## Begin Listed records
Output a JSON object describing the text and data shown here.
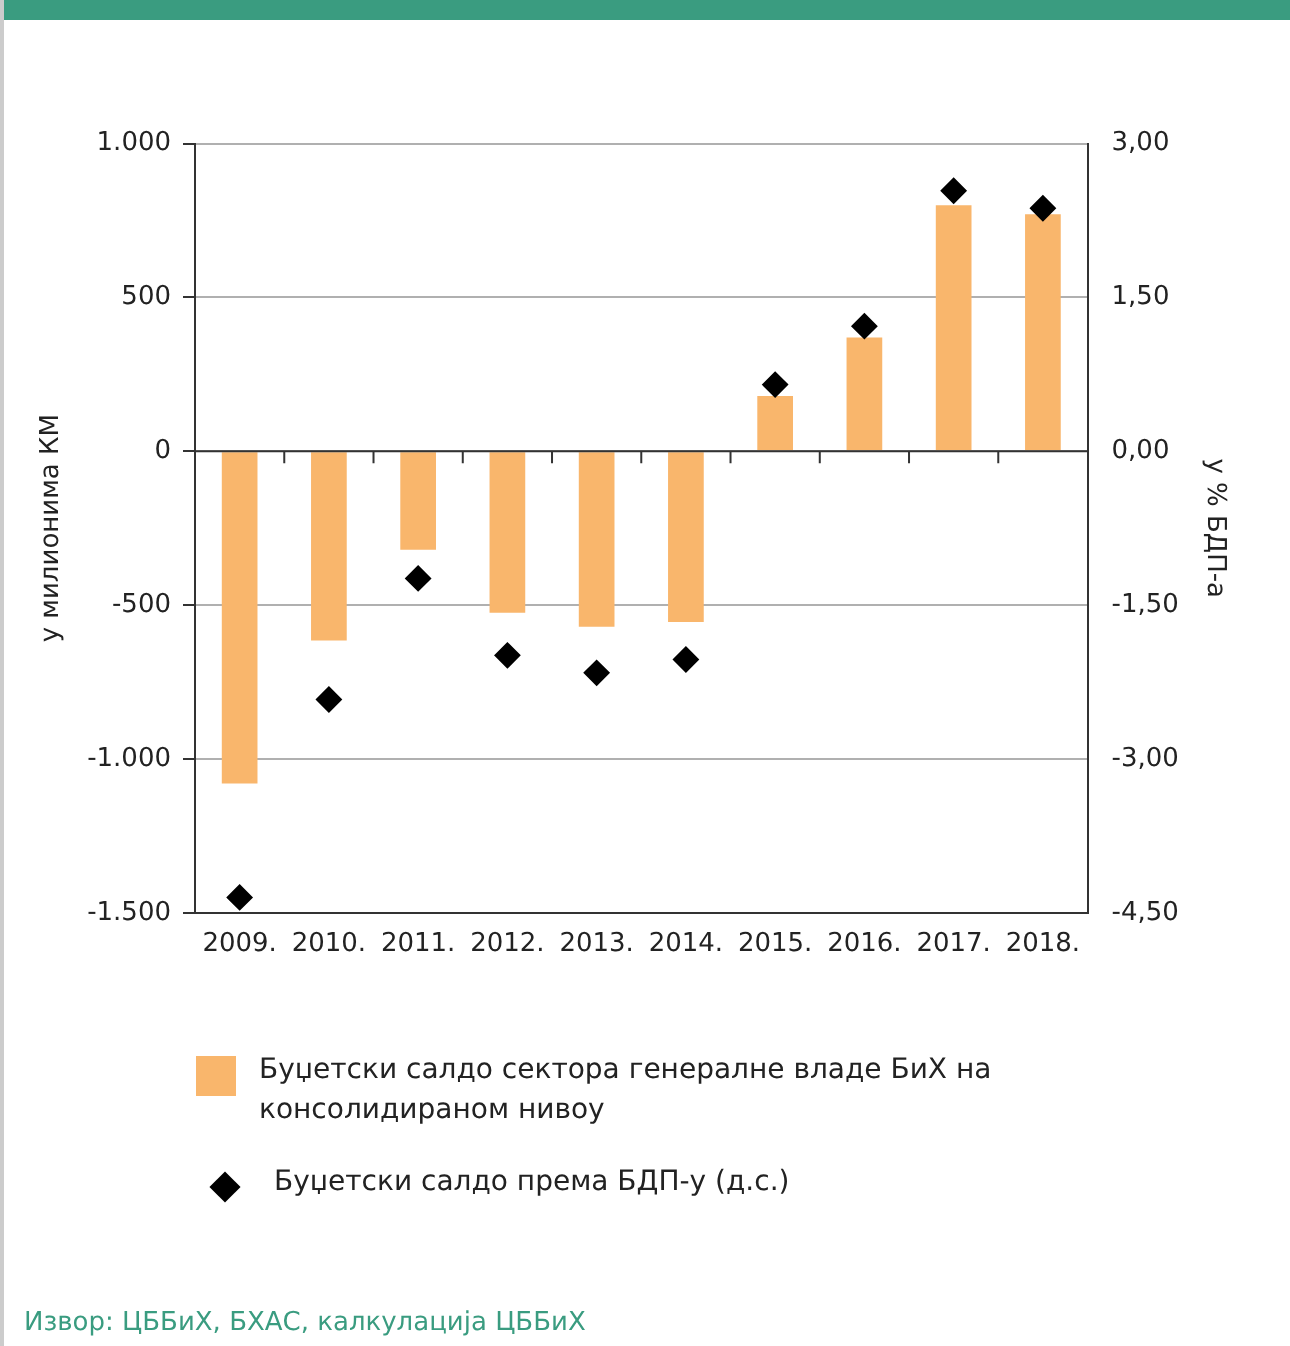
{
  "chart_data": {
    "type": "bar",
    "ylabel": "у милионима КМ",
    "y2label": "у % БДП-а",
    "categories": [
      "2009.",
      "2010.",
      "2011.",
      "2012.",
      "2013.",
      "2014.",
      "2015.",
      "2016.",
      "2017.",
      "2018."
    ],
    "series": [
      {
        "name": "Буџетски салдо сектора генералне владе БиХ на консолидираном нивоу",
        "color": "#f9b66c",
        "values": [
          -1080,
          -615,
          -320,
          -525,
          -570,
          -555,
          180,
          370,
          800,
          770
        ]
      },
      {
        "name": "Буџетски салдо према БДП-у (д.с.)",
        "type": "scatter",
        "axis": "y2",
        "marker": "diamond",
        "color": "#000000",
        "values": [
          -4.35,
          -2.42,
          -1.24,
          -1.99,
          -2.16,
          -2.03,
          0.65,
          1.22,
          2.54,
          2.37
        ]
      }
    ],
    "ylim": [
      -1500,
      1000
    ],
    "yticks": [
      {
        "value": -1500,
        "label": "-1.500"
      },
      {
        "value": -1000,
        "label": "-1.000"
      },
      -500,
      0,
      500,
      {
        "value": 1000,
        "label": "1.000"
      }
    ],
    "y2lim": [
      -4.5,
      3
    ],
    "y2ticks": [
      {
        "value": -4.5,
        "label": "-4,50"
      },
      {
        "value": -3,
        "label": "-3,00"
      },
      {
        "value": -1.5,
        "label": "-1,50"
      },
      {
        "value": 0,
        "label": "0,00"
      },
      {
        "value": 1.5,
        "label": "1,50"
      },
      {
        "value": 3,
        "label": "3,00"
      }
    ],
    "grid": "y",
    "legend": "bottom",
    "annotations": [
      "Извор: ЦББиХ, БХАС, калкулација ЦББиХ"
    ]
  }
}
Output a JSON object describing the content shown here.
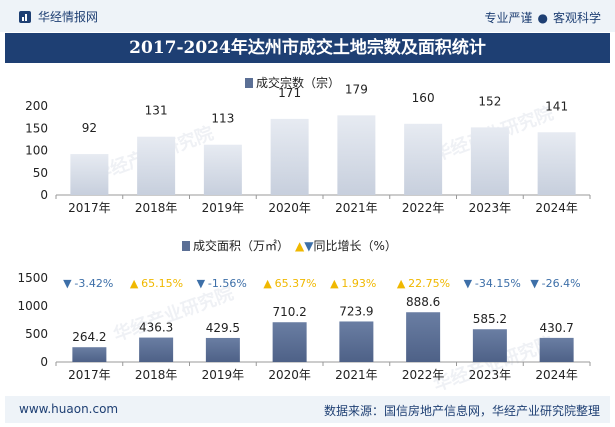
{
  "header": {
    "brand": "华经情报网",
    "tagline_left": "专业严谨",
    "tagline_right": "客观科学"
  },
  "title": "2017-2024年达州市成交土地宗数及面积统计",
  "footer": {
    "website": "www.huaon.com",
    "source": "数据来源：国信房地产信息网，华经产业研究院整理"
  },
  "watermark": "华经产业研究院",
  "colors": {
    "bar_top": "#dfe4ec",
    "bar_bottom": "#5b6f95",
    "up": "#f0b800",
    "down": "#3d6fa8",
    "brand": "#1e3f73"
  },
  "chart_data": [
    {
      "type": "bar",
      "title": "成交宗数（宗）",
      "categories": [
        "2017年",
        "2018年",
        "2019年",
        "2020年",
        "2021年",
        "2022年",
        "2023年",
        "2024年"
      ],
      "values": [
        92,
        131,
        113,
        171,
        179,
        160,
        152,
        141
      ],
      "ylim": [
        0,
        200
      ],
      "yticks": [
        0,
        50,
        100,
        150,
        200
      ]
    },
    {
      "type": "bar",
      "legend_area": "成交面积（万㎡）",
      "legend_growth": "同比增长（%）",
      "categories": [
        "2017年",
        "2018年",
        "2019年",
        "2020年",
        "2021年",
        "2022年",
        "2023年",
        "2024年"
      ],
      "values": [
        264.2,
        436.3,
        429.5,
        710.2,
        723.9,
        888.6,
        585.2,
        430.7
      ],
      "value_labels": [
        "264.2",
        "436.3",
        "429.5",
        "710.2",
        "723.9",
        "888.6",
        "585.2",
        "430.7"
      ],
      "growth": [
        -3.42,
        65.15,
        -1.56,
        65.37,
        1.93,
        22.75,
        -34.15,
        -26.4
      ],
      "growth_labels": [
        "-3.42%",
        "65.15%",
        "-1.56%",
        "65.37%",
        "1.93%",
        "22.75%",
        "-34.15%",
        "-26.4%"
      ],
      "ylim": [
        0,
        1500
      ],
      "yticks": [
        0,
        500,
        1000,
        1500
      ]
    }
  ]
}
## End Listed records
## Begin Listed records
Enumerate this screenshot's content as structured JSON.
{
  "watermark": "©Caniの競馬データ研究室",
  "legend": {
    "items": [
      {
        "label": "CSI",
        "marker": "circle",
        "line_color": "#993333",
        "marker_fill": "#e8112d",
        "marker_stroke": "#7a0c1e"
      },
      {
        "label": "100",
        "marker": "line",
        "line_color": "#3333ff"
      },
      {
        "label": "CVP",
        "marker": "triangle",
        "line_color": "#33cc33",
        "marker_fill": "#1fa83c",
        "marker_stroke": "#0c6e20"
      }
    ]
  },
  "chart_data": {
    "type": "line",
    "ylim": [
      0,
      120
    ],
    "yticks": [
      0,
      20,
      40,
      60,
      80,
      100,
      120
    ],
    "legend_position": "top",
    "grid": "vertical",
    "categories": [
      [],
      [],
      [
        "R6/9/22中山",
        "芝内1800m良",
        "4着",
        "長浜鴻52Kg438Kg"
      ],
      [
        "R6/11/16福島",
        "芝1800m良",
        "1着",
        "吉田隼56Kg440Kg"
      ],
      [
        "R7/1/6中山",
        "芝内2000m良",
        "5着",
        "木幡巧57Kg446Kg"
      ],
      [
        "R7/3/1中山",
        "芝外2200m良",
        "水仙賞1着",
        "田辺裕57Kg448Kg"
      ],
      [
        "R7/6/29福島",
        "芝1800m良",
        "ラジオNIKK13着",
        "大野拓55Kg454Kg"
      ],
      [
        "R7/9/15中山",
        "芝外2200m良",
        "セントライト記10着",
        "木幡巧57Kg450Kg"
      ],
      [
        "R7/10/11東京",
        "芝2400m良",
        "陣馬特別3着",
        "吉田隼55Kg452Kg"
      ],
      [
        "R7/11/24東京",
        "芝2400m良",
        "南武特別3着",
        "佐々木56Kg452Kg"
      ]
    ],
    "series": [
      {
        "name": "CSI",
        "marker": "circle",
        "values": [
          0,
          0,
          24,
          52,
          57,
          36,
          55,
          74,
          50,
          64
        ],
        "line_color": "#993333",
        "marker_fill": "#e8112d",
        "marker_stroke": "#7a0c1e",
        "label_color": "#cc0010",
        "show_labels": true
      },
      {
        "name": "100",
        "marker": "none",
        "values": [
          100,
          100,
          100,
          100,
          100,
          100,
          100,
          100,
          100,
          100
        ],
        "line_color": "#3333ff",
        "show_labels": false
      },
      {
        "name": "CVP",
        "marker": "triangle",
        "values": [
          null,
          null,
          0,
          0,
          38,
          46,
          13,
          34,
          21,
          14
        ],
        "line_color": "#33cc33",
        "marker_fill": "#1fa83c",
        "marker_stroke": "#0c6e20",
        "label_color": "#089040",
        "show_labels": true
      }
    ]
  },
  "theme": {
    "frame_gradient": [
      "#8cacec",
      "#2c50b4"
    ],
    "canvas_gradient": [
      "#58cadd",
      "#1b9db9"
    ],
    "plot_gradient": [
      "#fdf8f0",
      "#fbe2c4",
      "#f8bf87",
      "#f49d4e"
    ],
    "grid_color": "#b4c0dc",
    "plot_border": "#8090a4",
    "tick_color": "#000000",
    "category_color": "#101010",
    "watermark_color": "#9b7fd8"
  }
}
## End Listed records
* [Problem requirements]
Say how many lines of the listing above contain "Output", with no other words.

* [Response for this exercise]
2